__REQUIRED TASK__
From the records below, copy every line that contains the word "structured".

__SUPPLIED RECORDS__
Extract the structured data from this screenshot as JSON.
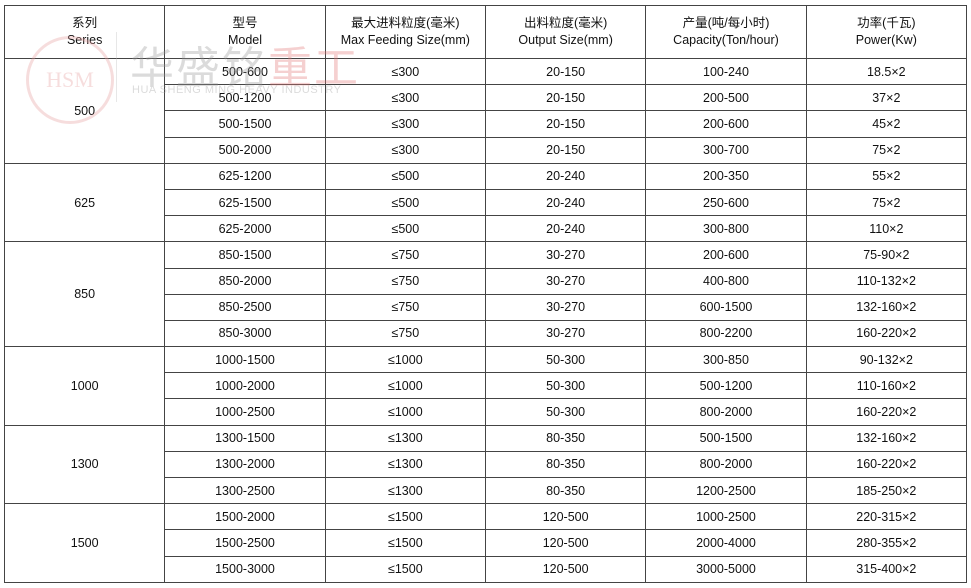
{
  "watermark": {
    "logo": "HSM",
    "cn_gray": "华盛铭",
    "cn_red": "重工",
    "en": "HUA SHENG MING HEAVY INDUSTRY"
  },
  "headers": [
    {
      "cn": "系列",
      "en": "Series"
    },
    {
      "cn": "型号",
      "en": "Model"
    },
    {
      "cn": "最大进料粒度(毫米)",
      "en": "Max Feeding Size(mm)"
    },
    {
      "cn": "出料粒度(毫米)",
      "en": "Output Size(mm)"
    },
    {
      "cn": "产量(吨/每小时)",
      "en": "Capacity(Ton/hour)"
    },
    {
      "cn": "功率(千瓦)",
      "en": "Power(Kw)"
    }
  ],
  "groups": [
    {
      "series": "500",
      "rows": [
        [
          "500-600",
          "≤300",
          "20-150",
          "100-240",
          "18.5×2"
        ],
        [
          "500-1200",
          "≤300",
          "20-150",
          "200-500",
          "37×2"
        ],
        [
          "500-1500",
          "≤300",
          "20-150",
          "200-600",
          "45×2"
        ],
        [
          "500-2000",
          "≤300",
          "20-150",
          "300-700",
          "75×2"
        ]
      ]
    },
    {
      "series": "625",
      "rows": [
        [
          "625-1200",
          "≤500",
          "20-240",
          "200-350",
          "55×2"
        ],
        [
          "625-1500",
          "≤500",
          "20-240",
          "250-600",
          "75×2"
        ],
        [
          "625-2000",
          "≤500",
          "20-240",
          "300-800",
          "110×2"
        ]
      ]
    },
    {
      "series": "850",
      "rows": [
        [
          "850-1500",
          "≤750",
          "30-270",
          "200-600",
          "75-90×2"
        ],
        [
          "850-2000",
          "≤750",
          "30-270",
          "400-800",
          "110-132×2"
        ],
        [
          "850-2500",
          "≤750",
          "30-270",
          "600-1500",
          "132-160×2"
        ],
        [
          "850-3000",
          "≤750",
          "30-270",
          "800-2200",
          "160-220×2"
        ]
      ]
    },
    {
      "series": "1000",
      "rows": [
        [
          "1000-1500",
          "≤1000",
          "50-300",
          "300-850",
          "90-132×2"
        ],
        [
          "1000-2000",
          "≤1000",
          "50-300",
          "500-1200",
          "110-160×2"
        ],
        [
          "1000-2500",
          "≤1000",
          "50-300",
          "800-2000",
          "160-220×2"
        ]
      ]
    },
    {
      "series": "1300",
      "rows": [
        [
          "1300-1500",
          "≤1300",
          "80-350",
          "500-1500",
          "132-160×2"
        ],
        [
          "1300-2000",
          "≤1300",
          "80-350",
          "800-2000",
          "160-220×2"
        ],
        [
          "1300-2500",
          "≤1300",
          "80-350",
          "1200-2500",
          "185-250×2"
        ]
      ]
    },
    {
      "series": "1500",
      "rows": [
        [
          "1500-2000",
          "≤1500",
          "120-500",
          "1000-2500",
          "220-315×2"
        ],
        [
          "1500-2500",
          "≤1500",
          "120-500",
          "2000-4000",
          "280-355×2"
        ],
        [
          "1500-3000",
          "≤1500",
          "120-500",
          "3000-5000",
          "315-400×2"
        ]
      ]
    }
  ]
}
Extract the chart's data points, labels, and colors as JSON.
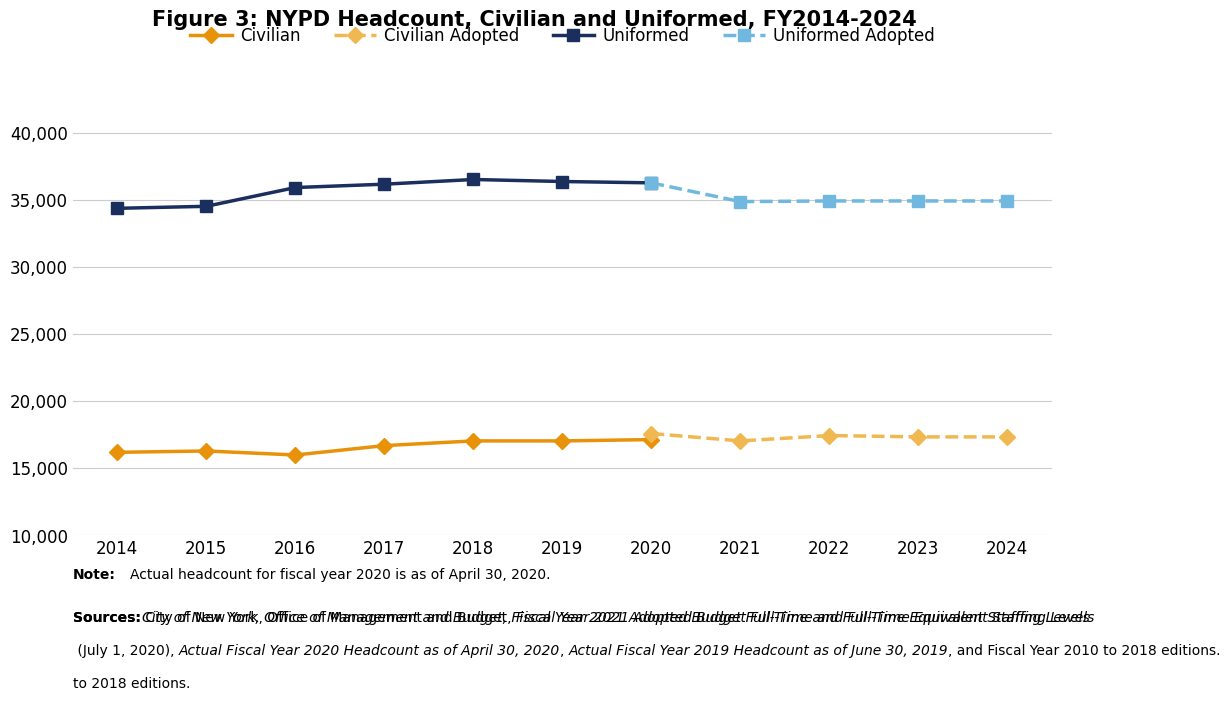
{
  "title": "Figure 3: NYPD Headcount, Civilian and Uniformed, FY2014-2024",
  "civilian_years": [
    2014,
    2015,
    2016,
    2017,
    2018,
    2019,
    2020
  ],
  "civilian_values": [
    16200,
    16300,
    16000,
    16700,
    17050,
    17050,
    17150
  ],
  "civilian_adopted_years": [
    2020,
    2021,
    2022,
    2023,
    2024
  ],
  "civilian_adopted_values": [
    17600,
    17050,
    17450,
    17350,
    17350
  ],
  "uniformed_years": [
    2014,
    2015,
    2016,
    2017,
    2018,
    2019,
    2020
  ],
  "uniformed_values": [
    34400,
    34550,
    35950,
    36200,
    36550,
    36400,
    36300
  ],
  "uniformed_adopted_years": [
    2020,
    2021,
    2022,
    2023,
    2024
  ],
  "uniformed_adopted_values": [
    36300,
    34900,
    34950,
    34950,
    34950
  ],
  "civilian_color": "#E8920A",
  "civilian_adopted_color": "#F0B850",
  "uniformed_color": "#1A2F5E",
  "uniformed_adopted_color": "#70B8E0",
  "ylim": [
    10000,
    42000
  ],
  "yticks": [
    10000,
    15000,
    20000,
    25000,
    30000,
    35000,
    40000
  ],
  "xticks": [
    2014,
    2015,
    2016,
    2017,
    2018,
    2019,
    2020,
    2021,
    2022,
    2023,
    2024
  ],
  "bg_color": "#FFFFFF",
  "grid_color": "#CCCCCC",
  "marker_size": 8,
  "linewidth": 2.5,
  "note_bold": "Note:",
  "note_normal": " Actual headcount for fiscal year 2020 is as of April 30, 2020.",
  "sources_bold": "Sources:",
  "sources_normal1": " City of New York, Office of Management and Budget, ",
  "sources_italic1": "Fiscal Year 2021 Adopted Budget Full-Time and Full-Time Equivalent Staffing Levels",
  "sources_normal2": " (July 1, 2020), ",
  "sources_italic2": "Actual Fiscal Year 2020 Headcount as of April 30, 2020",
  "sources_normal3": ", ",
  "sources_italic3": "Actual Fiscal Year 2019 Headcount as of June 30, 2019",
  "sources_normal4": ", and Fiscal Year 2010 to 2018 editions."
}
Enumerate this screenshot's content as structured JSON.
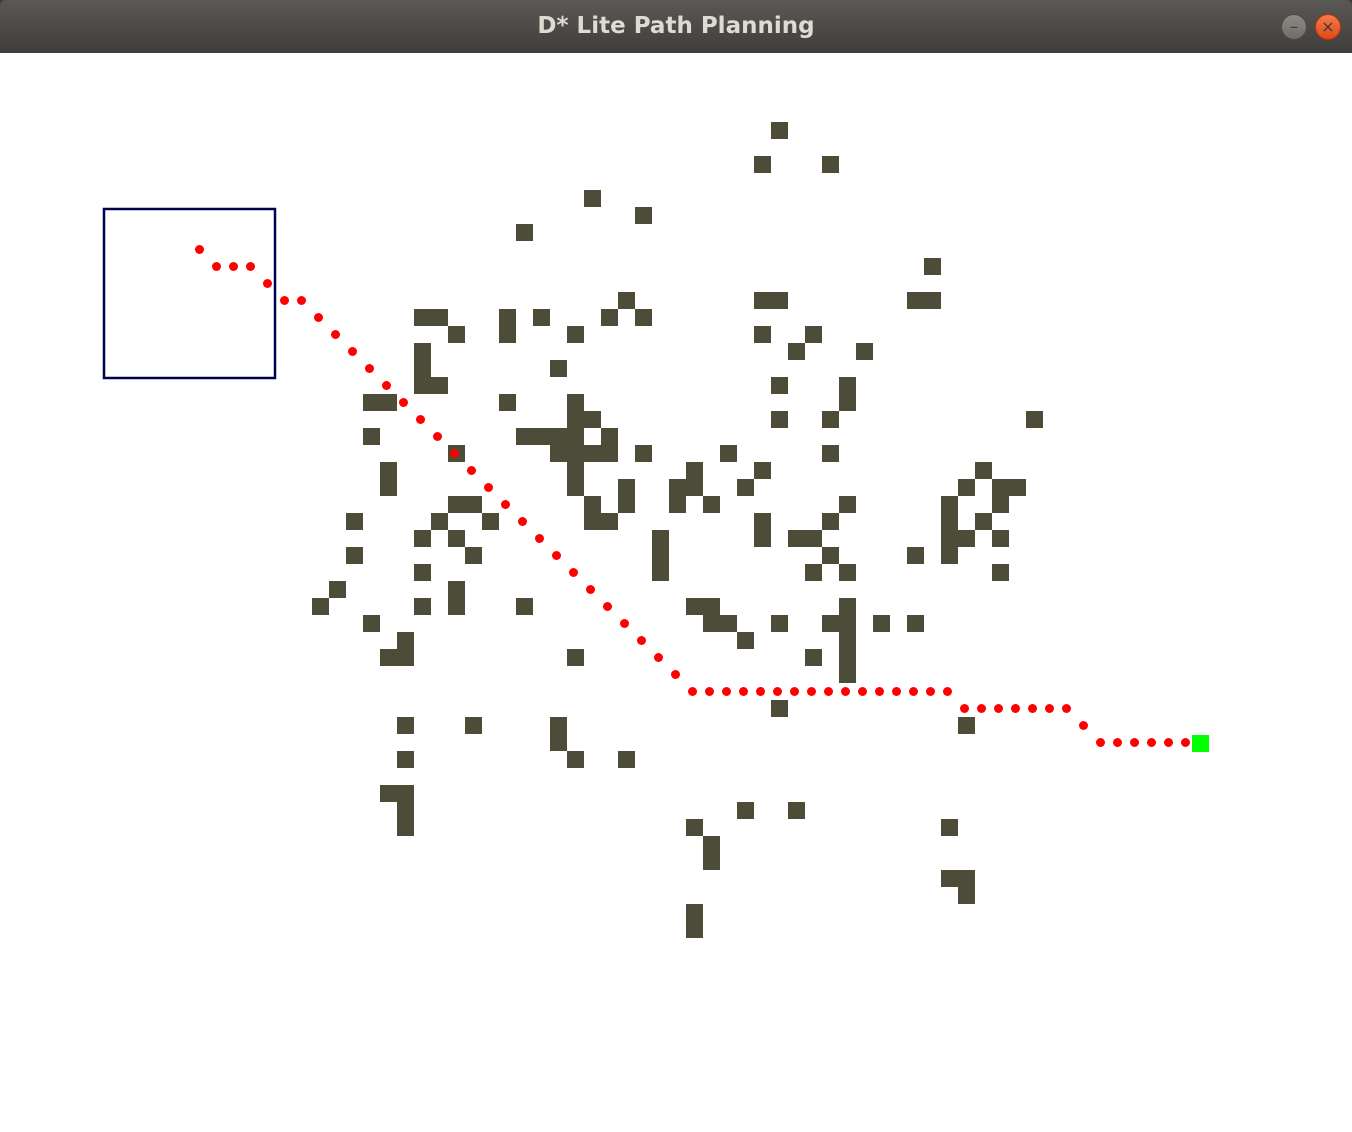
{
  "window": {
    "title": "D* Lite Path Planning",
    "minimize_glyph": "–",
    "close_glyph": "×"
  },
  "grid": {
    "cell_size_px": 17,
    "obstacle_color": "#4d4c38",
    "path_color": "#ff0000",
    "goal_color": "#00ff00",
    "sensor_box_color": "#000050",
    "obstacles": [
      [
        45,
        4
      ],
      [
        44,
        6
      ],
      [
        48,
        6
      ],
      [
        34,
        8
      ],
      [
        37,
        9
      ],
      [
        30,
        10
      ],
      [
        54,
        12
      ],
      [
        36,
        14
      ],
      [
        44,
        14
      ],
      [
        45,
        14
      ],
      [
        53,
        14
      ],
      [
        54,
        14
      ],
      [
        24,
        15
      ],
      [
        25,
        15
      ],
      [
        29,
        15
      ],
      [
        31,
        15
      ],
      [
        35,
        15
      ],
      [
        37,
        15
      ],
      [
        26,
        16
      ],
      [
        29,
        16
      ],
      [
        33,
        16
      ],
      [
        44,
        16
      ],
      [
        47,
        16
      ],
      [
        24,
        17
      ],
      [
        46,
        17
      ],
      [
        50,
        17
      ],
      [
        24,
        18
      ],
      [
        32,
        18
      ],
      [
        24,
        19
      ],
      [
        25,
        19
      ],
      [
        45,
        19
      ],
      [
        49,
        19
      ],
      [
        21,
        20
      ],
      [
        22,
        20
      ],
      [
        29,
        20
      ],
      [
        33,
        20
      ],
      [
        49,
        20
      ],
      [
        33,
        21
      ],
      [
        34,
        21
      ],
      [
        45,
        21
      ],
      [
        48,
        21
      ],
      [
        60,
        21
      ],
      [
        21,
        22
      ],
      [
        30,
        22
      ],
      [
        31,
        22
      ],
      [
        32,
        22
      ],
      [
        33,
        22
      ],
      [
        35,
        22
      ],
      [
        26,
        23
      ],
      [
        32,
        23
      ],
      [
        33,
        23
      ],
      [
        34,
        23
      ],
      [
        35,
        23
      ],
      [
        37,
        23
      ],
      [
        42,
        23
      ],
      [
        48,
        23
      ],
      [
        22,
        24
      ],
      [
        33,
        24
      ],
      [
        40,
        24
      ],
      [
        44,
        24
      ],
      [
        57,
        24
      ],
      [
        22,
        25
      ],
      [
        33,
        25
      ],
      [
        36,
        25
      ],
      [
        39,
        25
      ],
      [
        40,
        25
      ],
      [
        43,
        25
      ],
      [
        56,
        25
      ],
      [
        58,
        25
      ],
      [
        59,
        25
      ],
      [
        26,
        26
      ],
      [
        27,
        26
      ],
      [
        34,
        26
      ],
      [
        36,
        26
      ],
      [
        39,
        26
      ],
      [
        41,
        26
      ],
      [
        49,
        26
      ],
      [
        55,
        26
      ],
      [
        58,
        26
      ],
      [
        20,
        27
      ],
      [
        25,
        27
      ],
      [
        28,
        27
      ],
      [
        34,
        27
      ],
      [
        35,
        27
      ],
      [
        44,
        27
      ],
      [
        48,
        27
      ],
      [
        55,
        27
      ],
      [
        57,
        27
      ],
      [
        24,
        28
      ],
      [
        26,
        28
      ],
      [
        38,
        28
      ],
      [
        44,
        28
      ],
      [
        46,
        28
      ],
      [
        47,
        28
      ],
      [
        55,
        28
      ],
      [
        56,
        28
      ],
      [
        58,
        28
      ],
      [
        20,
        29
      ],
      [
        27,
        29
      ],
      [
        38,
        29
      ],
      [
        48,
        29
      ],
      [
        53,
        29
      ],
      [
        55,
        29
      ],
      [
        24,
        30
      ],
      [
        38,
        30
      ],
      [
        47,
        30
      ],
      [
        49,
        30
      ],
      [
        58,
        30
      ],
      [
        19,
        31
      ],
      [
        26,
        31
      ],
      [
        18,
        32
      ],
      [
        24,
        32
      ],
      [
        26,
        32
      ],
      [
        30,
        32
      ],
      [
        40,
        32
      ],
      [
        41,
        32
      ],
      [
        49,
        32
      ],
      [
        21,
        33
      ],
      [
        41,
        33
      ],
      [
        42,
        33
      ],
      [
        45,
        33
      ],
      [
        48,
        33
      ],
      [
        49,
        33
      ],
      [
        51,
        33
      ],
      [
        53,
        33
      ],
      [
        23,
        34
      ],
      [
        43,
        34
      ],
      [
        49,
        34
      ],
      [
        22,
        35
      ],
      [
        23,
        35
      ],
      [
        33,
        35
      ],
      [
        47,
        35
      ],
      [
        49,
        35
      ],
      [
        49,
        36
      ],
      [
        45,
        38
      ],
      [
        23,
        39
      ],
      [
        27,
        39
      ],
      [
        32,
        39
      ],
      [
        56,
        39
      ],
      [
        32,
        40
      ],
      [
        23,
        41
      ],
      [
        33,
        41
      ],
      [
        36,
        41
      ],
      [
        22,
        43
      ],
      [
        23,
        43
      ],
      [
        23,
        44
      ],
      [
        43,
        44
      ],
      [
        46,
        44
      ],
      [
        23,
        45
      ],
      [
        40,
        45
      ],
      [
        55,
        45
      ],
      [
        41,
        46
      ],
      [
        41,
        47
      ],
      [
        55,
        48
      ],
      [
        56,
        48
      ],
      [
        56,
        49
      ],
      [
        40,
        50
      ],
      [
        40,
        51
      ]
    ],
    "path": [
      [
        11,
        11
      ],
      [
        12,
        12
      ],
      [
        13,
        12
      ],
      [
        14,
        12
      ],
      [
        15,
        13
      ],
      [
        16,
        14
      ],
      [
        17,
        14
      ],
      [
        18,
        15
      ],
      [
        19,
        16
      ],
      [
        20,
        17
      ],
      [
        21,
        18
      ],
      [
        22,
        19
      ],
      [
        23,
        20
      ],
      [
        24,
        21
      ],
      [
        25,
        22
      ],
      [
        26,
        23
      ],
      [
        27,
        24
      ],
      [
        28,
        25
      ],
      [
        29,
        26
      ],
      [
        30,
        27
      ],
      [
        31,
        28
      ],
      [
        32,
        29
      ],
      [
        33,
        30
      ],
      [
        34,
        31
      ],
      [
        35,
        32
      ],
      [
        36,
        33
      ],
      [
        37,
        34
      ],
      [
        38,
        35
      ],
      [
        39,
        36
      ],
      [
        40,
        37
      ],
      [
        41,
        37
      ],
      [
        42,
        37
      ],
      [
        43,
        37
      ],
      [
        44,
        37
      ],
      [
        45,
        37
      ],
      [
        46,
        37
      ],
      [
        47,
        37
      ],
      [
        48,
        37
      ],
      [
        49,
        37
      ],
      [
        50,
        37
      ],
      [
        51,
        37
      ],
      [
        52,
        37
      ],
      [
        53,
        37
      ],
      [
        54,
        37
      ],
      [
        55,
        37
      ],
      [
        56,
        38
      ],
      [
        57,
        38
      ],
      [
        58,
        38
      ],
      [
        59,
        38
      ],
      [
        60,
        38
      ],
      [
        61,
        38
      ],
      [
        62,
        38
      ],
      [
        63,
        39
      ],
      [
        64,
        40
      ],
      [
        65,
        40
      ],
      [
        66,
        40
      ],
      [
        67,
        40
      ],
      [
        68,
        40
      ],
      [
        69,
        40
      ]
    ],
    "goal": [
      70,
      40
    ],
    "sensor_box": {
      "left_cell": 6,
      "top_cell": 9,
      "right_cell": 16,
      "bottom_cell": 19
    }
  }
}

__WORKED SOLUTION__
Extract the structured data from this screenshot as JSON.
Enumerate this screenshot's content as structured JSON.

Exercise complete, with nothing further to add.